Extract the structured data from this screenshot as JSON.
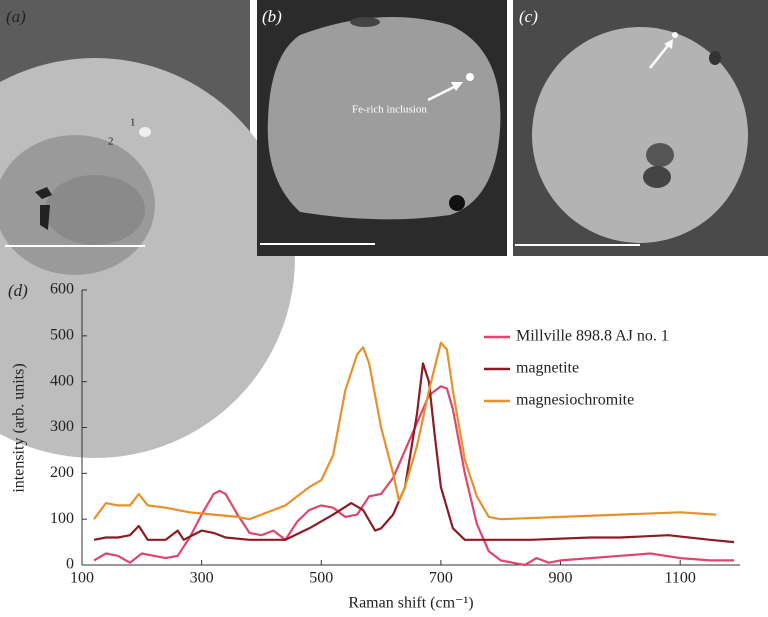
{
  "panels": [
    {
      "label": "(a)",
      "annotations": [
        "1",
        "2"
      ]
    },
    {
      "label": "(b)",
      "annotations": [
        "Fe-rich inclusion"
      ]
    },
    {
      "label": "(c)"
    }
  ],
  "chart_data": {
    "type": "line",
    "panel_label": "(d)",
    "xlabel": "Raman shift (cm⁻¹)",
    "ylabel": "intensity (arb. units)",
    "xlim": [
      100,
      1200
    ],
    "ylim": [
      0,
      600
    ],
    "xticks": [
      100,
      300,
      500,
      700,
      900,
      1100
    ],
    "yticks": [
      0,
      100,
      200,
      300,
      400,
      500,
      600
    ],
    "legend": "right",
    "series": [
      {
        "name": "Millville 898.8 AJ no. 1",
        "color": "#e0456e",
        "x": [
          120,
          140,
          160,
          180,
          200,
          220,
          240,
          260,
          280,
          300,
          320,
          330,
          340,
          360,
          380,
          400,
          420,
          440,
          460,
          480,
          500,
          520,
          540,
          560,
          580,
          600,
          620,
          640,
          660,
          680,
          700,
          710,
          720,
          740,
          760,
          780,
          800,
          820,
          840,
          860,
          880,
          900,
          950,
          1000,
          1050,
          1100,
          1150,
          1190
        ],
        "values": [
          10,
          25,
          20,
          5,
          25,
          20,
          15,
          20,
          60,
          110,
          155,
          162,
          155,
          110,
          70,
          65,
          75,
          55,
          95,
          120,
          130,
          125,
          105,
          110,
          150,
          155,
          190,
          250,
          310,
          370,
          390,
          385,
          340,
          200,
          90,
          30,
          10,
          5,
          0,
          15,
          5,
          10,
          15,
          20,
          25,
          15,
          10,
          10
        ]
      },
      {
        "name": "magnetite",
        "color": "#8b1c24",
        "x": [
          120,
          140,
          160,
          180,
          195,
          210,
          240,
          260,
          270,
          300,
          320,
          340,
          380,
          400,
          440,
          480,
          520,
          550,
          570,
          590,
          600,
          620,
          640,
          660,
          670,
          680,
          690,
          700,
          720,
          740,
          780,
          850,
          950,
          1000,
          1080,
          1150,
          1190
        ],
        "values": [
          55,
          60,
          60,
          65,
          85,
          55,
          55,
          75,
          55,
          75,
          70,
          60,
          55,
          55,
          55,
          80,
          110,
          135,
          120,
          75,
          80,
          110,
          170,
          330,
          440,
          400,
          280,
          170,
          80,
          55,
          55,
          55,
          60,
          60,
          65,
          55,
          50
        ]
      },
      {
        "name": "magnesiochromite",
        "color": "#e8902a",
        "x": [
          120,
          140,
          160,
          180,
          195,
          210,
          240,
          280,
          320,
          360,
          380,
          400,
          440,
          480,
          500,
          520,
          540,
          560,
          570,
          580,
          600,
          620,
          630,
          640,
          660,
          680,
          700,
          710,
          720,
          740,
          760,
          780,
          800,
          900,
          1000,
          1100,
          1160
        ],
        "values": [
          100,
          135,
          130,
          130,
          155,
          130,
          125,
          115,
          110,
          105,
          100,
          110,
          130,
          170,
          185,
          240,
          380,
          460,
          475,
          440,
          300,
          200,
          140,
          170,
          260,
          380,
          485,
          470,
          380,
          230,
          150,
          105,
          100,
          105,
          110,
          115,
          110
        ]
      }
    ]
  }
}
━━━━━━━━
## INSTRUCTIONS FOR THE TASK
Pull every line containing the word "color" out of the entries above.

## SOLUTION TO THE EXERCISE
        "color": "#e0456e",
        "color": "#8b1c24",
        "color": "#e8902a",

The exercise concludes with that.